Reproduce all of the listing below without alteration.

◆ ◆ ◆ ◆ ◆ ◆ ◆

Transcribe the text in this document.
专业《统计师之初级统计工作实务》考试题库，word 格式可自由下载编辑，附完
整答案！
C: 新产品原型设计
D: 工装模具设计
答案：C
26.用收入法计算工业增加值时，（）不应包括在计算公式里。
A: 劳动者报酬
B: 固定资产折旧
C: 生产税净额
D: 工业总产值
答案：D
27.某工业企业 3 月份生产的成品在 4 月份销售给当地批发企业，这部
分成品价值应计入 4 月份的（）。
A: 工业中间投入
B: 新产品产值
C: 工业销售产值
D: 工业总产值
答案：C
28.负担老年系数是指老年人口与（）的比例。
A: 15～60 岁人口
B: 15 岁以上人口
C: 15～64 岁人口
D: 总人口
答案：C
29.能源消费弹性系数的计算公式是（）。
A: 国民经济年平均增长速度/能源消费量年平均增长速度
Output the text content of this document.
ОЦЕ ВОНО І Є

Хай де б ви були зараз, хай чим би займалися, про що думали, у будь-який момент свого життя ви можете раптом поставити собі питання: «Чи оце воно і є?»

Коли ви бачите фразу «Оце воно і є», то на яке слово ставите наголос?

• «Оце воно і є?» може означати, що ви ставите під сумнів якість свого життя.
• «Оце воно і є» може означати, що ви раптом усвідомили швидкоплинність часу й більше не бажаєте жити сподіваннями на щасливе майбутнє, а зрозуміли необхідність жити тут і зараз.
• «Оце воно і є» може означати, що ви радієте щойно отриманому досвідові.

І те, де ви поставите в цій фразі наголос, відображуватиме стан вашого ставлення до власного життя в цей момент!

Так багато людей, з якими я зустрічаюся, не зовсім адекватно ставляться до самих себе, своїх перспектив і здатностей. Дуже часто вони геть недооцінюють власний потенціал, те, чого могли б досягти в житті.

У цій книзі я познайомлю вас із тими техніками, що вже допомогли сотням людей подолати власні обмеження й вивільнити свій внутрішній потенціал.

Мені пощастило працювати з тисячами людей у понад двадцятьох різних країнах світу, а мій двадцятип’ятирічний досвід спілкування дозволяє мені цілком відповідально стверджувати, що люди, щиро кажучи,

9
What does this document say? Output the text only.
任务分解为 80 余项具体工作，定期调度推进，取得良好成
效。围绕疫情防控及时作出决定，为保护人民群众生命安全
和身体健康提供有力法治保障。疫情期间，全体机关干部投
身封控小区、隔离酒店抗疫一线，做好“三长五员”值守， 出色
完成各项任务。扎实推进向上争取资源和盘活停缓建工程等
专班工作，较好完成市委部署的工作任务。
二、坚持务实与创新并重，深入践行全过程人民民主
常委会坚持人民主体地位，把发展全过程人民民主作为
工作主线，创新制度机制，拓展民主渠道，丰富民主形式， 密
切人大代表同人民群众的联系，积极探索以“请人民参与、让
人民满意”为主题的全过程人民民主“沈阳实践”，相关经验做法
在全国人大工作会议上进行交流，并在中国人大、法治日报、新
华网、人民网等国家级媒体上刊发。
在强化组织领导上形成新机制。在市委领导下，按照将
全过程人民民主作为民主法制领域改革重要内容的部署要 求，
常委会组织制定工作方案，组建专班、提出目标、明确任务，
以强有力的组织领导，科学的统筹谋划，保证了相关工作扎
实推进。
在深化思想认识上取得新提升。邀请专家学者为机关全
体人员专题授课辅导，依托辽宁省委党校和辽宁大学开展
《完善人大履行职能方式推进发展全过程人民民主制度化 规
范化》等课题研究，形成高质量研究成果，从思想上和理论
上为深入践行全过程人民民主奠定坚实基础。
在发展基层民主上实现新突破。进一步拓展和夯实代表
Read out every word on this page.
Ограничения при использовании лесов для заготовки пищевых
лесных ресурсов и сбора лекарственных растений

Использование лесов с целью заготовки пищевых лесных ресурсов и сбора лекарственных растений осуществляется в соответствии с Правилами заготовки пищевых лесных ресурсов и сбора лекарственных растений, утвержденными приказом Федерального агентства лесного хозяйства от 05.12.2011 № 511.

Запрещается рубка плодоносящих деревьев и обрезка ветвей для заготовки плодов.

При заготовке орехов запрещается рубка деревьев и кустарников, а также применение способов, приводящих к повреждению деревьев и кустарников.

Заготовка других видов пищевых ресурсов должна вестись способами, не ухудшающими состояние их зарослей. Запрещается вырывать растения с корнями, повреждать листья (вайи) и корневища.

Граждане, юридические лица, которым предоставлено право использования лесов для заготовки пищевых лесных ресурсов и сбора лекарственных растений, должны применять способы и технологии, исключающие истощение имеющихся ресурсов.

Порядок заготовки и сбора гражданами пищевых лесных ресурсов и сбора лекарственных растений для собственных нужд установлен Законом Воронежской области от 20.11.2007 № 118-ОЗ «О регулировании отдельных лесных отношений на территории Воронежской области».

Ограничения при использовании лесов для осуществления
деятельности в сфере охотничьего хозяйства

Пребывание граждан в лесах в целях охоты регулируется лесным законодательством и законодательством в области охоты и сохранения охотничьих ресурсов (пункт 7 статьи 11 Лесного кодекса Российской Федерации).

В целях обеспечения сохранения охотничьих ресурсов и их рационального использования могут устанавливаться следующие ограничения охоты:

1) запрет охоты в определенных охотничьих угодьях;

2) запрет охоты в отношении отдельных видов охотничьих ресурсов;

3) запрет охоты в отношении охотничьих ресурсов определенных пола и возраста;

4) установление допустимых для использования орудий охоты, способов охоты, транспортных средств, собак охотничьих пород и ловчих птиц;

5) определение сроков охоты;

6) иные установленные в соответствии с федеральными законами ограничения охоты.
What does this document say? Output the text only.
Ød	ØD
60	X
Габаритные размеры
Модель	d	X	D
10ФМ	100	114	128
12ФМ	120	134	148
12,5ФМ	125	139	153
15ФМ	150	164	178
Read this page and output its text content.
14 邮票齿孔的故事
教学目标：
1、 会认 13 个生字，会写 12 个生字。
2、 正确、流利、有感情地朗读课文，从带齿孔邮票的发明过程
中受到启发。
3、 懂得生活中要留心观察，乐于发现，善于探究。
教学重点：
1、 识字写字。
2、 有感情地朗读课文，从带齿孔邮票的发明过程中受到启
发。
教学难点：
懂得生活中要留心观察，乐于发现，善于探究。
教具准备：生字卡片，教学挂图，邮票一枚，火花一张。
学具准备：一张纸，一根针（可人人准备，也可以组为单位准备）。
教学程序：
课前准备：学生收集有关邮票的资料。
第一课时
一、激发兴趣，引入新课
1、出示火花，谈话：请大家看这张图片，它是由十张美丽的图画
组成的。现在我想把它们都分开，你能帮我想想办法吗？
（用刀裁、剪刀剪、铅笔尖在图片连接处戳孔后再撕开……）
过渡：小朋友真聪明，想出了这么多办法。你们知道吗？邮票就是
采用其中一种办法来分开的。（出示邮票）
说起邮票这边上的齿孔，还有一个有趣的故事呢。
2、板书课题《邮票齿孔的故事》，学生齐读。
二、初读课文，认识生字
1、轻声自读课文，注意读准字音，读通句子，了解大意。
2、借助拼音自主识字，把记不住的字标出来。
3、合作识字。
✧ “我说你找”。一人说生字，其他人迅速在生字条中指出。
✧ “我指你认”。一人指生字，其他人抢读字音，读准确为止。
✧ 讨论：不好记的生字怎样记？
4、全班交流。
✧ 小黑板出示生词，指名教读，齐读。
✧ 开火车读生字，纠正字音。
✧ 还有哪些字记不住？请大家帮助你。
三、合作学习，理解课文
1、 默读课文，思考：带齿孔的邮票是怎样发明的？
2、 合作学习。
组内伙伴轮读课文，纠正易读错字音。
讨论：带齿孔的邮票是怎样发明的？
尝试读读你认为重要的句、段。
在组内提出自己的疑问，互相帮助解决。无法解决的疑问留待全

◆ ◆ ◆ ◆ ◆ ◆ ◆

Answer below:
Transcribe the text in this document.
专业《统计师之初级统计工作实务》考试题库，word 格式可自由下载编辑，附完
整答案！
C: 新产品原型设计
D: 工装模具设计
答案：C
26.用收入法计算工业增加值时，（）不应包括在计算公式里。
A: 劳动者报酬
B: 固定资产折旧
C: 生产税净额
D: 工业总产值
答案：D
27.某工业企业 3 月份生产的成品在 4 月份销售给当地批发企业，这部
分成品价值应计入 4 月份的（）。
A: 工业中间投入
B: 新产品产值
C: 工业销售产值
D: 工业总产值
答案：C
28.负担老年系数是指老年人口与（）的比例。
A: 15～60 岁人口
B: 15 岁以上人口
C: 15～64 岁人口
D: 总人口
答案：C
29.能源消费弹性系数的计算公式是（）。
A: 国民经济年平均增长速度/能源消费量年平均增长速度
Output the text content of this document.
ОЦЕ ВОНО І Є

Хай де б ви були зараз, хай чим би займалися, про що думали, у будь-який момент свого життя ви можете раптом поставити собі питання: «Чи оце воно і є?»

Коли ви бачите фразу «Оце воно і є», то на яке слово ставите наголос?

• «Оце воно і є?» може означати, що ви ставите під сумнів якість свого життя.
• «Оце воно і є» може означати, що ви раптом усвідомили швидкоплинність часу й більше не бажаєте жити сподіваннями на щасливе майбутнє, а зрозуміли необхідність жити тут і зараз.
• «Оце воно і є» може означати, що ви радієте щойно отриманому досвідові.

І те, де ви поставите в цій фразі наголос, відображуватиме стан вашого ставлення до власного життя в цей момент!

Так багато людей, з якими я зустрічаюся, не зовсім адекватно ставляться до самих себе, своїх перспектив і здатностей. Дуже часто вони геть недооцінюють власний потенціал, те, чого могли б досягти в житті.

У цій книзі я познайомлю вас із тими техніками, що вже допомогли сотням людей подолати власні обмеження й вивільнити свій внутрішній потенціал.

Мені пощастило працювати з тисячами людей у понад двадцятьох різних країнах світу, а мій двадцятип’ятирічний досвід спілкування дозволяє мені цілком відповідально стверджувати, що люди, щиро кажучи,

9
What does this document say? Output the text only.
任务分解为 80 余项具体工作，定期调度推进，取得良好成
效。围绕疫情防控及时作出决定，为保护人民群众生命安全
和身体健康提供有力法治保障。疫情期间，全体机关干部投
身封控小区、隔离酒店抗疫一线，做好“三长五员”值守， 出色
完成各项任务。扎实推进向上争取资源和盘活停缓建工程等
专班工作，较好完成市委部署的工作任务。
二、坚持务实与创新并重，深入践行全过程人民民主
常委会坚持人民主体地位，把发展全过程人民民主作为
工作主线，创新制度机制，拓展民主渠道，丰富民主形式， 密
切人大代表同人民群众的联系，积极探索以“请人民参与、让
人民满意”为主题的全过程人民民主“沈阳实践”，相关经验做法
在全国人大工作会议上进行交流，并在中国人大、法治日报、新
华网、人民网等国家级媒体上刊发。
在强化组织领导上形成新机制。在市委领导下，按照将
全过程人民民主作为民主法制领域改革重要内容的部署要 求，
常委会组织制定工作方案，组建专班、提出目标、明确任务，
以强有力的组织领导，科学的统筹谋划，保证了相关工作扎
实推进。
在深化思想认识上取得新提升。邀请专家学者为机关全
体人员专题授课辅导，依托辽宁省委党校和辽宁大学开展
《完善人大履行职能方式推进发展全过程人民民主制度化 规
范化》等课题研究，形成高质量研究成果，从思想上和理论
上为深入践行全过程人民民主奠定坚实基础。
在发展基层民主上实现新突破。进一步拓展和夯实代表
Read out every word on this page.
Ограничения при использовании лесов для заготовки пищевых
лесных ресурсов и сбора лекарственных растений

Использование лесов с целью заготовки пищевых лесных ресурсов и сбора лекарственных растений осуществляется в соответствии с Правилами заготовки пищевых лесных ресурсов и сбора лекарственных растений, утвержденными приказом Федерального агентства лесного хозяйства от 05.12.2011 № 511.

Запрещается рубка плодоносящих деревьев и обрезка ветвей для заготовки плодов.

При заготовке орехов запрещается рубка деревьев и кустарников, а также применение способов, приводящих к повреждению деревьев и кустарников.

Заготовка других видов пищевых ресурсов должна вестись способами, не ухудшающими состояние их зарослей. Запрещается вырывать растения с корнями, повреждать листья (вайи) и корневища.

Граждане, юридические лица, которым предоставлено право использования лесов для заготовки пищевых лесных ресурсов и сбора лекарственных растений, должны применять способы и технологии, исключающие истощение имеющихся ресурсов.

Порядок заготовки и сбора гражданами пищевых лесных ресурсов и сбора лекарственных растений для собственных нужд установлен Законом Воронежской области от 20.11.2007 № 118-ОЗ «О регулировании отдельных лесных отношений на территории Воронежской области».

Ограничения при использовании лесов для осуществления
деятельности в сфере охотничьего хозяйства

Пребывание граждан в лесах в целях охоты регулируется лесным законодательством и законодательством в области охоты и сохранения охотничьих ресурсов (пункт 7 статьи 11 Лесного кодекса Российской Федерации).

В целях обеспечения сохранения охотничьих ресурсов и их рационального использования могут устанавливаться следующие ограничения охоты:

1) запрет охоты в определенных охотничьих угодьях;

2) запрет охоты в отношении отдельных видов охотничьих ресурсов;

3) запрет охоты в отношении охотничьих ресурсов определенных пола и возраста;

4) установление допустимых для использования орудий охоты, способов охоты, транспортных средств, собак охотничьих пород и ловчих птиц;

5) определение сроков охоты;

6) иные установленные в соответствии с федеральными законами ограничения охоты.
What does this document say? Output the text only.
Ød	ØD
60	X
Габаритные размеры
Модель	d	X	D
10ФМ	100	114	128
12ФМ	120	134	148
12,5ФМ	125	139	153
15ФМ	150	164	178
Read this page and output its text content.
14 邮票齿孔的故事
教学目标：
1、 会认 13 个生字，会写 12 个生字。
2、 正确、流利、有感情地朗读课文，从带齿孔邮票的发明过程
中受到启发。
3、 懂得生活中要留心观察，乐于发现，善于探究。
教学重点：
1、 识字写字。
2、 有感情地朗读课文，从带齿孔邮票的发明过程中受到启
发。
教学难点：
懂得生活中要留心观察，乐于发现，善于探究。
教具准备：生字卡片，教学挂图，邮票一枚，火花一张。
学具准备：一张纸，一根针（可人人准备，也可以组为单位准备）。
教学程序：
课前准备：学生收集有关邮票的资料。
第一课时
一、激发兴趣，引入新课
1、出示火花，谈话：请大家看这张图片，它是由十张美丽的图画
组成的。现在我想把它们都分开，你能帮我想想办法吗？
（用刀裁、剪刀剪、铅笔尖在图片连接处戳孔后再撕开……）
过渡：小朋友真聪明，想出了这么多办法。你们知道吗？邮票就是
采用其中一种办法来分开的。（出示邮票）
说起邮票这边上的齿孔，还有一个有趣的故事呢。
2、板书课题《邮票齿孔的故事》，学生齐读。
二、初读课文，认识生字
1、轻声自读课文，注意读准字音，读通句子，了解大意。
2、借助拼音自主识字，把记不住的字标出来。
3、合作识字。
✧ “我说你找”。一人说生字，其他人迅速在生字条中指出。
✧ “我指你认”。一人指生字，其他人抢读字音，读准确为止。
✧ 讨论：不好记的生字怎样记？
4、全班交流。
✧ 小黑板出示生词，指名教读，齐读。
✧ 开火车读生字，纠正字音。
✧ 还有哪些字记不住？请大家帮助你。
三、合作学习，理解课文
1、 默读课文，思考：带齿孔的邮票是怎样发明的？
2、 合作学习。
组内伙伴轮读课文，纠正易读错字音。
讨论：带齿孔的邮票是怎样发明的？
尝试读读你认为重要的句、段。
在组内提出自己的疑问，互相帮助解决。无法解决的疑问留待全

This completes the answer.